== Objective ==
Copy every line that holds "this".
-- begin --
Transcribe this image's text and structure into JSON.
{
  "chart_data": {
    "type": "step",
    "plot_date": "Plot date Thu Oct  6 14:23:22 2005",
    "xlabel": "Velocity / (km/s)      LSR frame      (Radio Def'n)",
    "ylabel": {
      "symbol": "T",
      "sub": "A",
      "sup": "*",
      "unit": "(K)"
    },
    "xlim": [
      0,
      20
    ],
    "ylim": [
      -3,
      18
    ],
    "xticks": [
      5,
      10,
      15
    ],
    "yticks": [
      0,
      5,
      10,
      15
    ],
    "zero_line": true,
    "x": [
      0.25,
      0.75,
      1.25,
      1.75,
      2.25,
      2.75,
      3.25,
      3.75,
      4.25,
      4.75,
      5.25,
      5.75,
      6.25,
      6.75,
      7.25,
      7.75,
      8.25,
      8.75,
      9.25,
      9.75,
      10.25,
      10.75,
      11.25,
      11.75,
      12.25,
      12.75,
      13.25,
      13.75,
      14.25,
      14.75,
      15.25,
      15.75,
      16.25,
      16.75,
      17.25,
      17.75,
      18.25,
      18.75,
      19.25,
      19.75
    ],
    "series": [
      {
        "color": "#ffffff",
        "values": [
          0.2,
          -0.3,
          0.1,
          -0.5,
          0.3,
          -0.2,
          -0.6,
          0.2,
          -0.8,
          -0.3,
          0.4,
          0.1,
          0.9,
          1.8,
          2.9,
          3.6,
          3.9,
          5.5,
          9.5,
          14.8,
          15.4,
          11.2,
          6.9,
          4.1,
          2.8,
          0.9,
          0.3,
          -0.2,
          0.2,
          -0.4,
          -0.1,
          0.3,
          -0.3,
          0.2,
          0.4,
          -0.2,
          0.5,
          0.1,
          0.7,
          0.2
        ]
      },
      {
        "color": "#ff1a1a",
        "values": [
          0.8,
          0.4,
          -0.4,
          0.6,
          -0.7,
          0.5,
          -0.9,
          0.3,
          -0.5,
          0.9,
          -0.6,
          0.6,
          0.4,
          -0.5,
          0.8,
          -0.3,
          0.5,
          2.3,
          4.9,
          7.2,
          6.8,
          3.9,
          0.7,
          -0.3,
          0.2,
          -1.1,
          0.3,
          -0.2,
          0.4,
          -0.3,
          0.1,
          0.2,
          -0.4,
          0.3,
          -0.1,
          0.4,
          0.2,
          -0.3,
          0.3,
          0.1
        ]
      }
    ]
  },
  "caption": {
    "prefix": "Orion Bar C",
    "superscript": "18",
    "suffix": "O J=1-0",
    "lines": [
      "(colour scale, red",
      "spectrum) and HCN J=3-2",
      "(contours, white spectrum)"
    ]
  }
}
-- end --
-- begin --
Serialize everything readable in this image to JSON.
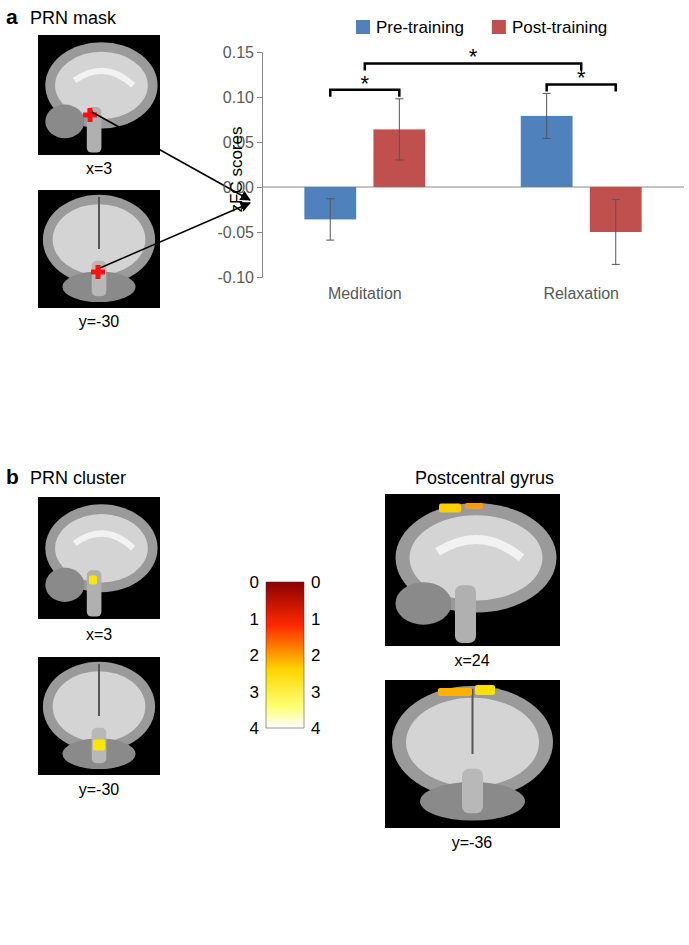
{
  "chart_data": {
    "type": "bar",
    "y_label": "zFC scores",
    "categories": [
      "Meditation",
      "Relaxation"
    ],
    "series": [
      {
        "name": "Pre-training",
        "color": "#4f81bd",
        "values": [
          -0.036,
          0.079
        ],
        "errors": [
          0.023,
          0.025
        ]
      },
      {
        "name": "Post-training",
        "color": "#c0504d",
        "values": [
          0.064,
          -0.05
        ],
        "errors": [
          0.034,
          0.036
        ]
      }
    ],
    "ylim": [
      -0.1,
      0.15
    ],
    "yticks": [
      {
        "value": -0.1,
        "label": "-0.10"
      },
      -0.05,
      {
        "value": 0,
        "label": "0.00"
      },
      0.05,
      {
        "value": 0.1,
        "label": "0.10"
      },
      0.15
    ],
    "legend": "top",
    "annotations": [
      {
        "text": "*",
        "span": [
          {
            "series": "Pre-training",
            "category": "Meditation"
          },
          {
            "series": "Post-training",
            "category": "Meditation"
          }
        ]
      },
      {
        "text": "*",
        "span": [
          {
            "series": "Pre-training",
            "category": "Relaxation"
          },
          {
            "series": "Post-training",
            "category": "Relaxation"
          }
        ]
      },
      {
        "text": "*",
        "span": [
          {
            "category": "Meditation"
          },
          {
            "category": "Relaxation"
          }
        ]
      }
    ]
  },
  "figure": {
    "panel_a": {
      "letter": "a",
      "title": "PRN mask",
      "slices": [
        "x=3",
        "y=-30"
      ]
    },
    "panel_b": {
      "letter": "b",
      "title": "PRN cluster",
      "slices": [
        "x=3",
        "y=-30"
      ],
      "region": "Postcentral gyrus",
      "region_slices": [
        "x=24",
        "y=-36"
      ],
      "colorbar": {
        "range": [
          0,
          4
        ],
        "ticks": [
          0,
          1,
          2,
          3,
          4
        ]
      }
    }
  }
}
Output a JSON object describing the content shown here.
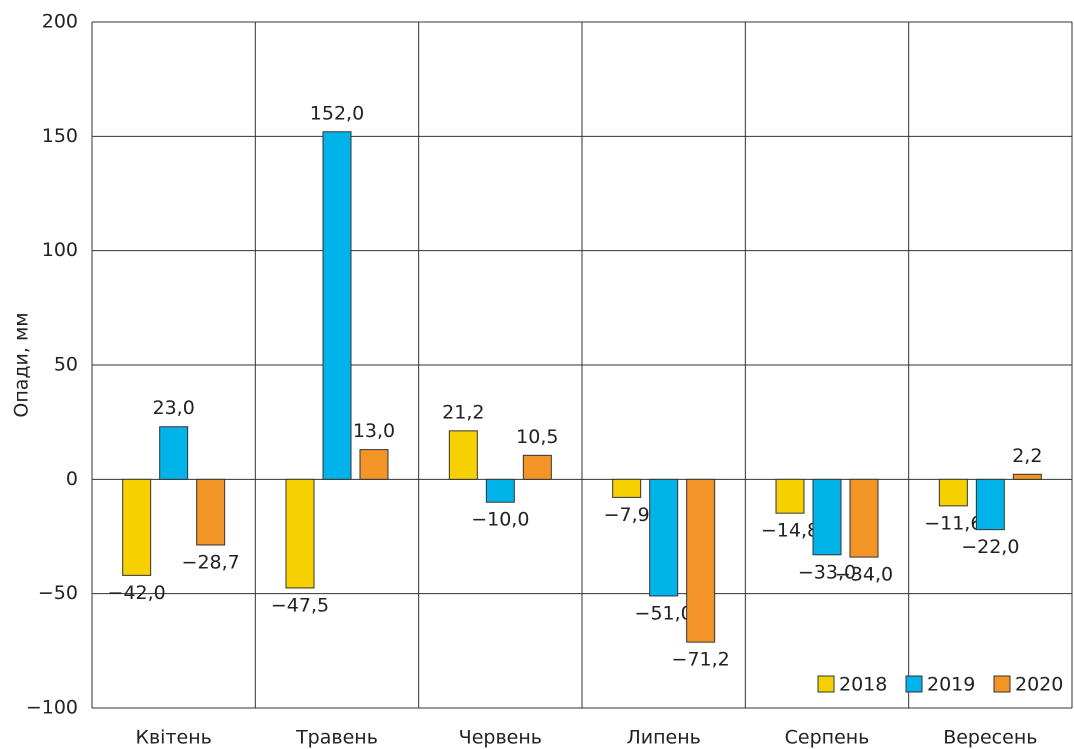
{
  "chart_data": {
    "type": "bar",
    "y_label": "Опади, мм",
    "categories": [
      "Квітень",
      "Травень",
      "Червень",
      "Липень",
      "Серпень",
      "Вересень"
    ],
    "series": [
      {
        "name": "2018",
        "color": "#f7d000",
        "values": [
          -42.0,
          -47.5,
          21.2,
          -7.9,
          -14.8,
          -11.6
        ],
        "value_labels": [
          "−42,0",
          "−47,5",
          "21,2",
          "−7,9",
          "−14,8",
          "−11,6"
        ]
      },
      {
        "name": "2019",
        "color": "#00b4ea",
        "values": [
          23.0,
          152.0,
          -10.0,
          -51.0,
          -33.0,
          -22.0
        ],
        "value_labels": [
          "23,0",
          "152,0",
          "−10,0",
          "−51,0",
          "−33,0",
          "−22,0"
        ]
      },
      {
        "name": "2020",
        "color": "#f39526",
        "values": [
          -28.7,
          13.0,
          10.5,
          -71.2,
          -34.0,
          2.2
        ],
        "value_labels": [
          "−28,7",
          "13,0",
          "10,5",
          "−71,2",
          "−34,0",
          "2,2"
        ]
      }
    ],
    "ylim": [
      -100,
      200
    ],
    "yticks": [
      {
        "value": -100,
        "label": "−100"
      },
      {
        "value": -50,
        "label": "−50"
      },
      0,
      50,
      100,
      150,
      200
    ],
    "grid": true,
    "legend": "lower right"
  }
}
-- end --
-- begin --
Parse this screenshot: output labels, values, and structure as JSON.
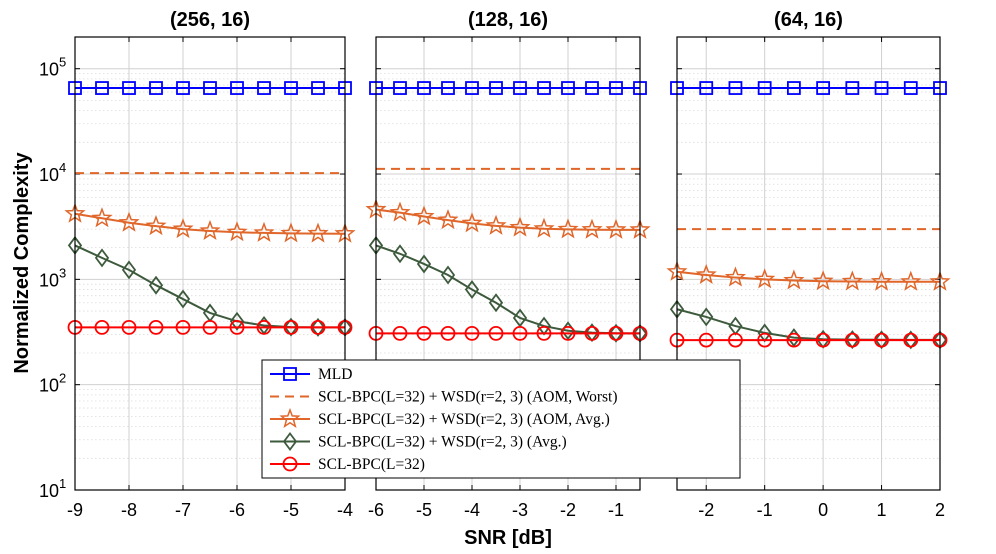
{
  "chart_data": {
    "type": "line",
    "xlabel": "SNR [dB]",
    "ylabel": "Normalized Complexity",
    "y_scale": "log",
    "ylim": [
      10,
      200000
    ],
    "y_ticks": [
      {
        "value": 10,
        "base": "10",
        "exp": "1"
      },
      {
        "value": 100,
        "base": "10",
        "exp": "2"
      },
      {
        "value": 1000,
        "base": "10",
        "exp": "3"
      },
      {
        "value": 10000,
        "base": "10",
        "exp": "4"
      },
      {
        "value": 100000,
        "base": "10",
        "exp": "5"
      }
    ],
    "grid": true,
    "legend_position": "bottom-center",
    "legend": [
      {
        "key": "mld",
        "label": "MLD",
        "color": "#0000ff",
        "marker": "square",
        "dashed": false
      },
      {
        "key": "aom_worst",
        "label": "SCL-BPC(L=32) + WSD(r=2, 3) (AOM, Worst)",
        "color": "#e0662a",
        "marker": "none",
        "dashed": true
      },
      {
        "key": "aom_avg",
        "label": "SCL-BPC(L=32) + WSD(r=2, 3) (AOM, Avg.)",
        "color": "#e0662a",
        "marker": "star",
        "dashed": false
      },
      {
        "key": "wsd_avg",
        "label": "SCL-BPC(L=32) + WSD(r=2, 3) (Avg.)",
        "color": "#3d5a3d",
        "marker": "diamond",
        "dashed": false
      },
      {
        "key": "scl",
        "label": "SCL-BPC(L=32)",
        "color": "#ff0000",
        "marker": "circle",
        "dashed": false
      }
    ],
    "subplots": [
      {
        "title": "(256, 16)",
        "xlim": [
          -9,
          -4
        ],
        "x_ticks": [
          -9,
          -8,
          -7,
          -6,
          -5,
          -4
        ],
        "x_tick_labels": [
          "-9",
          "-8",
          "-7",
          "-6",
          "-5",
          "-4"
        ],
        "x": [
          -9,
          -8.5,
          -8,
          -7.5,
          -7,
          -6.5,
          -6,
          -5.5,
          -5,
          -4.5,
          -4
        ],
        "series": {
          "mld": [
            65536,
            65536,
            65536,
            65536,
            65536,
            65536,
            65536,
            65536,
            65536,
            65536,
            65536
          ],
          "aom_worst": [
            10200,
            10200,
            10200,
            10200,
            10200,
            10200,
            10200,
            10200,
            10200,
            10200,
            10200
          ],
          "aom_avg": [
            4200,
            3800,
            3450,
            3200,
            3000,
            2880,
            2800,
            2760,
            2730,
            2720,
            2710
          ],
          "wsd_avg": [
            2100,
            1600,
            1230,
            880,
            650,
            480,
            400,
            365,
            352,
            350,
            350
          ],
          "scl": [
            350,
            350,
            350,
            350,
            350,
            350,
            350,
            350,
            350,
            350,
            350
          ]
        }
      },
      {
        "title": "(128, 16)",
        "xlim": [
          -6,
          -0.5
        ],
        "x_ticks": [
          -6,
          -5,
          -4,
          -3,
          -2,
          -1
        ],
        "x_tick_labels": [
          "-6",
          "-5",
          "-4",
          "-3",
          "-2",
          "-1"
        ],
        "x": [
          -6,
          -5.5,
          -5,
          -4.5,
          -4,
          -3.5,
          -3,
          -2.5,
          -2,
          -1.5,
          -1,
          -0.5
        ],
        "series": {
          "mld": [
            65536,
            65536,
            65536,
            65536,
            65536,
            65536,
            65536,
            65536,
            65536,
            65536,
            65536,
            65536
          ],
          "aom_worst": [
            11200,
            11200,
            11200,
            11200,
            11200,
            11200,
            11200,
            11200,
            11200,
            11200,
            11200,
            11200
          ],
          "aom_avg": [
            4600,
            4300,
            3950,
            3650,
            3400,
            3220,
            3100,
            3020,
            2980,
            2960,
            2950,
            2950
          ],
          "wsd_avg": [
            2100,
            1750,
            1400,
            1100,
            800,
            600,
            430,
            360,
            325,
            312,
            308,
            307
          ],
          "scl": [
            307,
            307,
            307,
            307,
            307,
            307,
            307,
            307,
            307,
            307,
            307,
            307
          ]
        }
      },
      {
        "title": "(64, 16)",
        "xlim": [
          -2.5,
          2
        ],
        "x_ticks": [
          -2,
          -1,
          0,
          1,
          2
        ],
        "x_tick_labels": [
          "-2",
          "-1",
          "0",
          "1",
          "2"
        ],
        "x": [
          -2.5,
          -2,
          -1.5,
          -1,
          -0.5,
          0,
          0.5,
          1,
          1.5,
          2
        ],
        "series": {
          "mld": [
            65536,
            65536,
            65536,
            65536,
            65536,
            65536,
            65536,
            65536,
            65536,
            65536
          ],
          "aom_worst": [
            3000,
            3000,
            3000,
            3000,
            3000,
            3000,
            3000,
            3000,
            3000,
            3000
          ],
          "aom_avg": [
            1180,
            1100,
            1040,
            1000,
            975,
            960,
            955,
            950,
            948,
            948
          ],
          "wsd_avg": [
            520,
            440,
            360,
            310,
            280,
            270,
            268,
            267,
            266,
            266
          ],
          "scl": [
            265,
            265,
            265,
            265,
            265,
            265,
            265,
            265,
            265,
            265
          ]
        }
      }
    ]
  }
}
-- end --
== Task response ==
Transcribe this image's text and structure into JSON.
Serialize everything readable in this image to JSON.
Parse this screenshot: output labels, values, and structure as JSON.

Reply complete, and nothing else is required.